* **EXERCISE**:
Pick out and copy every line below that has the word "projetos".
^^^^^^^^
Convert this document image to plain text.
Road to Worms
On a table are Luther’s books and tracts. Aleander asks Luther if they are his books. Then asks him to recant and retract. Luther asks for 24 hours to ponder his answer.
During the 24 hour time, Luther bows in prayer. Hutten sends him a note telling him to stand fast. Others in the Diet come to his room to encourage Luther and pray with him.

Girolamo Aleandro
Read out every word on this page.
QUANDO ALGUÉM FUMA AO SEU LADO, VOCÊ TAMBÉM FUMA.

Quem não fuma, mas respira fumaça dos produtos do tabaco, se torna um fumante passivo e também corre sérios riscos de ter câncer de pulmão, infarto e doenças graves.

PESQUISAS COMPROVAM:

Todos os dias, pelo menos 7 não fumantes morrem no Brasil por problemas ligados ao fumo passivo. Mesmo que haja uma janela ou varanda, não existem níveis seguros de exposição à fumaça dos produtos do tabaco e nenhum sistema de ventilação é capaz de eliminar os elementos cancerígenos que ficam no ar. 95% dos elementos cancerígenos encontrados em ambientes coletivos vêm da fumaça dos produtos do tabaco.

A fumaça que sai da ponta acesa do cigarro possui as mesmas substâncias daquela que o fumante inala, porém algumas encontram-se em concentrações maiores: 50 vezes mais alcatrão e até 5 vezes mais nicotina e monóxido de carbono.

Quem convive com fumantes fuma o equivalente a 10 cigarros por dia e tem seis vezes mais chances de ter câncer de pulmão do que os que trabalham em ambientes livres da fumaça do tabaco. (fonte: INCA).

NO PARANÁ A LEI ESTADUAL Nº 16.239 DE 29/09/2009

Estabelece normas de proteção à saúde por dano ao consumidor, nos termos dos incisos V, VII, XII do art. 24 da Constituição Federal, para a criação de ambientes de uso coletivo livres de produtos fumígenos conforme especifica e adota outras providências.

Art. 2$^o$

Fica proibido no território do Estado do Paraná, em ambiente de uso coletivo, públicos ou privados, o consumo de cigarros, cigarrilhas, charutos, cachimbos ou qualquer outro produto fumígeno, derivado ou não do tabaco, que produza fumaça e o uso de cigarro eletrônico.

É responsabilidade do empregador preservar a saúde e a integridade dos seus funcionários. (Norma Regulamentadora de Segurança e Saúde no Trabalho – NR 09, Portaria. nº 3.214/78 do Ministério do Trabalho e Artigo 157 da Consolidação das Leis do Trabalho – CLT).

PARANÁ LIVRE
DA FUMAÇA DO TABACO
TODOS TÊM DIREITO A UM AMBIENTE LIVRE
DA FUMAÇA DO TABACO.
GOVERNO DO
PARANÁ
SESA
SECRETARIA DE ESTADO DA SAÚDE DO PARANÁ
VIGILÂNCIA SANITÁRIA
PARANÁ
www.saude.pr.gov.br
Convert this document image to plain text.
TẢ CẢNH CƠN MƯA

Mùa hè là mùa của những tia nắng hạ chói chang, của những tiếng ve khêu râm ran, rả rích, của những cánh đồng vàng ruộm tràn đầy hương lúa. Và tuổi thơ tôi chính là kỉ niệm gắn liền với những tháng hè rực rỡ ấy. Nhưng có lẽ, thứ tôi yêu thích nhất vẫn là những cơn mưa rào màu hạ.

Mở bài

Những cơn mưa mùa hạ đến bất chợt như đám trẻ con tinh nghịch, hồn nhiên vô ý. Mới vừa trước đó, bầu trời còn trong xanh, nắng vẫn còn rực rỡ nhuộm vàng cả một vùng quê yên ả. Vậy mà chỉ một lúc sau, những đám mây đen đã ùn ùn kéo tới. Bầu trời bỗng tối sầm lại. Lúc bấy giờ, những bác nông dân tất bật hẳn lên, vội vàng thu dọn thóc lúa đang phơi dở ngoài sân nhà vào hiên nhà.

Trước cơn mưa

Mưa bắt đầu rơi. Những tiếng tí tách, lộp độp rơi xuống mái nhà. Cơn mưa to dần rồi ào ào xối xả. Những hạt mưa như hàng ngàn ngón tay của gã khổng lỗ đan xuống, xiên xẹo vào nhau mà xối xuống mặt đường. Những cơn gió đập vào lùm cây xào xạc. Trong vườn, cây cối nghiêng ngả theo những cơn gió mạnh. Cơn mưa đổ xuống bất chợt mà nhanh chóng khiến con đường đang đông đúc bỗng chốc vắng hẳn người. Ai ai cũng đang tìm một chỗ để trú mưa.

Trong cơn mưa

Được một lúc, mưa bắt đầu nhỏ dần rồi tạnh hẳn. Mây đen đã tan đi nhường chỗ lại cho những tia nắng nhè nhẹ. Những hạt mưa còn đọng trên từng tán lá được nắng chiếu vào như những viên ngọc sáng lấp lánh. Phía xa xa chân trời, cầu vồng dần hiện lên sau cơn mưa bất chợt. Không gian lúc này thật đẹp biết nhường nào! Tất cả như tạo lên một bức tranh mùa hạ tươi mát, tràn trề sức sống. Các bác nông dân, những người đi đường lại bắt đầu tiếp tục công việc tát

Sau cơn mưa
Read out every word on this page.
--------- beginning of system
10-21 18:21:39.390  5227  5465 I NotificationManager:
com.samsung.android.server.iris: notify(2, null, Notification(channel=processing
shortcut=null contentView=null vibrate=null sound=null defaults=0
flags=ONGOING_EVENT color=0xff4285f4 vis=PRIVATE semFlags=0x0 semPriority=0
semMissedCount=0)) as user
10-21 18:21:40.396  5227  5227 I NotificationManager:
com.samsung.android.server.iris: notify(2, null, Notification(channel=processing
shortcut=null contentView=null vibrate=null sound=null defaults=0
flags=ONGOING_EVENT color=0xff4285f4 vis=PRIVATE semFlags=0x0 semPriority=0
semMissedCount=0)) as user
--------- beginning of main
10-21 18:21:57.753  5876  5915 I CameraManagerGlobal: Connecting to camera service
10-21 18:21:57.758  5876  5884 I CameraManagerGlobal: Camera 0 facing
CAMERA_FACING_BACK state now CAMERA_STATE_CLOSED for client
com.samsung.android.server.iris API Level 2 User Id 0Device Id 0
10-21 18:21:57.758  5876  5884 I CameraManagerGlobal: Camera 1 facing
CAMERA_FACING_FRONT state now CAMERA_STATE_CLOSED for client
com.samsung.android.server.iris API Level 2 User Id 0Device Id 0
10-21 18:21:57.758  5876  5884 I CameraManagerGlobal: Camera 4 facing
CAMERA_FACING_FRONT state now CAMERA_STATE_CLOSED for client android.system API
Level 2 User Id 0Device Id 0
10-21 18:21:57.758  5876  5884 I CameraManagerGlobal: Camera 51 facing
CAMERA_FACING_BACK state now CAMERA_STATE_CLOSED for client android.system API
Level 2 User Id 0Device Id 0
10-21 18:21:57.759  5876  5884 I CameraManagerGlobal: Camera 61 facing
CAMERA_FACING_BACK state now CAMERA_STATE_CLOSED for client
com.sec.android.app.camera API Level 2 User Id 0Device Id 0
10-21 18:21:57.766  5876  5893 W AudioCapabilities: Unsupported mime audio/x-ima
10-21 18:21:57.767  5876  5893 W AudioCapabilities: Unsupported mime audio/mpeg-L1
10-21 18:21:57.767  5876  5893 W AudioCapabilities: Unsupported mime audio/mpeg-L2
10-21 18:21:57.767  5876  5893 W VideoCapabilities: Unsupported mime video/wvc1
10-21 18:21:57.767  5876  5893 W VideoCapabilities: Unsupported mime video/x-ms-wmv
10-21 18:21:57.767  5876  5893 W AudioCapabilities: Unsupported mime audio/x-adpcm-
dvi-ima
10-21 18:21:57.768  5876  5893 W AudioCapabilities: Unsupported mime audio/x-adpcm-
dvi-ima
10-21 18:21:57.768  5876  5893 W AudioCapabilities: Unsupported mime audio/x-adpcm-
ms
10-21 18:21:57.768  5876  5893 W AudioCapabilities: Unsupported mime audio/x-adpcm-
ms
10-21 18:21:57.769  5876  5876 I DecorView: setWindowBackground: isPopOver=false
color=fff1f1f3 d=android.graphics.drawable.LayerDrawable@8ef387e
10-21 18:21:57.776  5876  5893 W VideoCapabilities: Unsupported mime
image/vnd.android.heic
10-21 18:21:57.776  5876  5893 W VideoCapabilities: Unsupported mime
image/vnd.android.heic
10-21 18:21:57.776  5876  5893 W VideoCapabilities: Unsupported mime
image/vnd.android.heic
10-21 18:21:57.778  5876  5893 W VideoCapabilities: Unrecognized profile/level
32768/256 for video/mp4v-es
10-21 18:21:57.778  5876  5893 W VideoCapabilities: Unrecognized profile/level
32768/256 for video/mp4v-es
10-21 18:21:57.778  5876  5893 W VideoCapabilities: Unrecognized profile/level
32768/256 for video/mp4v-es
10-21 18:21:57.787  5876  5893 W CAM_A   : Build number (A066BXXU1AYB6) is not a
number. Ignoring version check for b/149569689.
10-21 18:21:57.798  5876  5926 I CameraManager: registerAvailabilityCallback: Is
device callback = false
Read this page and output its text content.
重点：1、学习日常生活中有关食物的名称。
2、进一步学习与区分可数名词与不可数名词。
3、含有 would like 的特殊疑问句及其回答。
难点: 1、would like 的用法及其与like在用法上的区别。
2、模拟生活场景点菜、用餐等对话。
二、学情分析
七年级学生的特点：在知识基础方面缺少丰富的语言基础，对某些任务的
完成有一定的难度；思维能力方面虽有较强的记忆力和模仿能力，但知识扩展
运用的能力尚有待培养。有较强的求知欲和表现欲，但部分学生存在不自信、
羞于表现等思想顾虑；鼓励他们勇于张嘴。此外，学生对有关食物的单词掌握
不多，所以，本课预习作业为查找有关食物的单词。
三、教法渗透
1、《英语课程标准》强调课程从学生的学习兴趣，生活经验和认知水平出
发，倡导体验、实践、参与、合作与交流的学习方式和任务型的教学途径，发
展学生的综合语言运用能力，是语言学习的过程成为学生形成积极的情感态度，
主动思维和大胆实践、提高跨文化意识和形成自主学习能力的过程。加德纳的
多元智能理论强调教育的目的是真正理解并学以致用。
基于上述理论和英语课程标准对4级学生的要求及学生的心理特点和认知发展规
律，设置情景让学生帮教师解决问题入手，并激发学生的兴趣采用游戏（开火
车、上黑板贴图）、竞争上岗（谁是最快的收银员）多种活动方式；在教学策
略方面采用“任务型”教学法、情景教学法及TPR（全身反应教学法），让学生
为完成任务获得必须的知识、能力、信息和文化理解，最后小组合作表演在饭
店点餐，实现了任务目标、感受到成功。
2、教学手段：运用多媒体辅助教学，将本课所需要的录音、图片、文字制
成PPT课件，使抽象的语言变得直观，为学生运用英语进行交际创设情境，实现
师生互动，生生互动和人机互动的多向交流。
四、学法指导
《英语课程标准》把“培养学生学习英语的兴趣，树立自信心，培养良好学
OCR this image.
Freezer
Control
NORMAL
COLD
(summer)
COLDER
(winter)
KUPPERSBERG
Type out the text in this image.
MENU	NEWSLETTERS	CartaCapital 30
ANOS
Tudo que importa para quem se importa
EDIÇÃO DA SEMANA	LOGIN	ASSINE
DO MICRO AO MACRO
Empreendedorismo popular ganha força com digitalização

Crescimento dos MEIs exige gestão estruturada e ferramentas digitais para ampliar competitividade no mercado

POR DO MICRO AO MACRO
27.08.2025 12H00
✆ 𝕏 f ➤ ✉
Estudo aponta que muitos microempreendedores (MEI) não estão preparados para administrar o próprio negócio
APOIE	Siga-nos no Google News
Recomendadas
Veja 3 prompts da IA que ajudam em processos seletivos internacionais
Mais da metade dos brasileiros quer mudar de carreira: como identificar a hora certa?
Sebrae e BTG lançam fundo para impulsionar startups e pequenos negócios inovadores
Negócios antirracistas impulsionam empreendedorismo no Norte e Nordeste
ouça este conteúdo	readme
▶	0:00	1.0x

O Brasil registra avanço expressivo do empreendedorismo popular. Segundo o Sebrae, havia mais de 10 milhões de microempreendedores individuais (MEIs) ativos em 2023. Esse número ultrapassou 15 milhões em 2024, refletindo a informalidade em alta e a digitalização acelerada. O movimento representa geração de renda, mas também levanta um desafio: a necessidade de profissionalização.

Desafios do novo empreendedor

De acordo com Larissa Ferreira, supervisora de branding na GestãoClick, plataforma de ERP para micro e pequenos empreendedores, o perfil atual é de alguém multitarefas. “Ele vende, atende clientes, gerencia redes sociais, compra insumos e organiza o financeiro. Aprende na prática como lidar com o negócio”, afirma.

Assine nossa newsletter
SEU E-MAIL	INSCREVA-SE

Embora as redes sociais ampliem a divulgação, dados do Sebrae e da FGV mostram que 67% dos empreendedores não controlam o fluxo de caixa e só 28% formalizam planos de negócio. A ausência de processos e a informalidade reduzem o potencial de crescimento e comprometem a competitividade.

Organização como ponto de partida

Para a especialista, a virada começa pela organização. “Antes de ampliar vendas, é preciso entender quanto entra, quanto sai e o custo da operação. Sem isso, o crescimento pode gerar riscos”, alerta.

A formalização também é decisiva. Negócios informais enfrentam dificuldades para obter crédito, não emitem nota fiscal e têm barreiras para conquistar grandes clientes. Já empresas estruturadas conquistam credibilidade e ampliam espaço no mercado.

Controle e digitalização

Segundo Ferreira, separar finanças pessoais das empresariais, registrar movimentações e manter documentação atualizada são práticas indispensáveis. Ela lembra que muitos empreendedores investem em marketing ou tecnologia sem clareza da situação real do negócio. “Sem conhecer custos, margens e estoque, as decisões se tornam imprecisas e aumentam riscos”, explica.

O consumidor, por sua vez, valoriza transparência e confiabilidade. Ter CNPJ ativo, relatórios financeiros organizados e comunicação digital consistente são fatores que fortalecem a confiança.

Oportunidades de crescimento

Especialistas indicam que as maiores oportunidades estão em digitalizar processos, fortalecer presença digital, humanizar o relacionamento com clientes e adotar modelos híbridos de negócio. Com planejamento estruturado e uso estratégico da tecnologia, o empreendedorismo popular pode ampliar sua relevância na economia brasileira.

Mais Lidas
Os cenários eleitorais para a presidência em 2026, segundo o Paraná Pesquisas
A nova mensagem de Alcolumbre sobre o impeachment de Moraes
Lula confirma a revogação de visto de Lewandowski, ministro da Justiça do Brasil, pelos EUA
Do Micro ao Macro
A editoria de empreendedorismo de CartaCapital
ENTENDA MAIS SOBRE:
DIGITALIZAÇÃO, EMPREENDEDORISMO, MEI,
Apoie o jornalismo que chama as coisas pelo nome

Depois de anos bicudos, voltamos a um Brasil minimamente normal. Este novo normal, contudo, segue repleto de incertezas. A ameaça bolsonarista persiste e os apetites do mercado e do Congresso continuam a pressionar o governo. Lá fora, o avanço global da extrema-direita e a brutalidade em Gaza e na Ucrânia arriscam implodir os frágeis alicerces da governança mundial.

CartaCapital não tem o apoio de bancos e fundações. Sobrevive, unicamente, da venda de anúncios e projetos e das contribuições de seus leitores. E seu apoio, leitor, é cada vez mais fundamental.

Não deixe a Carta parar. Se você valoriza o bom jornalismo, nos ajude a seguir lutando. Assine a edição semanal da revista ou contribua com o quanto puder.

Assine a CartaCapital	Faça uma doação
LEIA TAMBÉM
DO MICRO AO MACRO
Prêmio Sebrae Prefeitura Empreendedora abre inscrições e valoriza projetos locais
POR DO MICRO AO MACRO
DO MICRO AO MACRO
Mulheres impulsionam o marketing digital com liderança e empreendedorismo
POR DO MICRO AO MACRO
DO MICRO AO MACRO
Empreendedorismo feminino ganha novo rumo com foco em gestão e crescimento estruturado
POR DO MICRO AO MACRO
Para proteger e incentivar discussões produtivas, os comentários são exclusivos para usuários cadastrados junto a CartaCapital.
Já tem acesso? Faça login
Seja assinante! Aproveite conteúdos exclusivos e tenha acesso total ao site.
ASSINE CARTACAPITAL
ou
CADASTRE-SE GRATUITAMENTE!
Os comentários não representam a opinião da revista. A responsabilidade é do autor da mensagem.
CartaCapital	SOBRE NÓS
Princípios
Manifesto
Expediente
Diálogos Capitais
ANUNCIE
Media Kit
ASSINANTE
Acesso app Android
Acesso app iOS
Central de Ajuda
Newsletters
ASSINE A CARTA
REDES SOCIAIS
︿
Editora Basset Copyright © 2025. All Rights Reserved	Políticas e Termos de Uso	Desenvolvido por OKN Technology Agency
^^^^^^^^
* **EXERCISE OUTPUT**:
CartaCapital não tem o apoio de bancos e fundações. Sobrevive, unicamente, da venda de anúncios e projetos e das contribuições de seus leitores. E seu apoio, leitor, é cada vez mais fundamental.
Prêmio Sebrae Prefeitura Empreendedora abre inscrições e valoriza projetos locais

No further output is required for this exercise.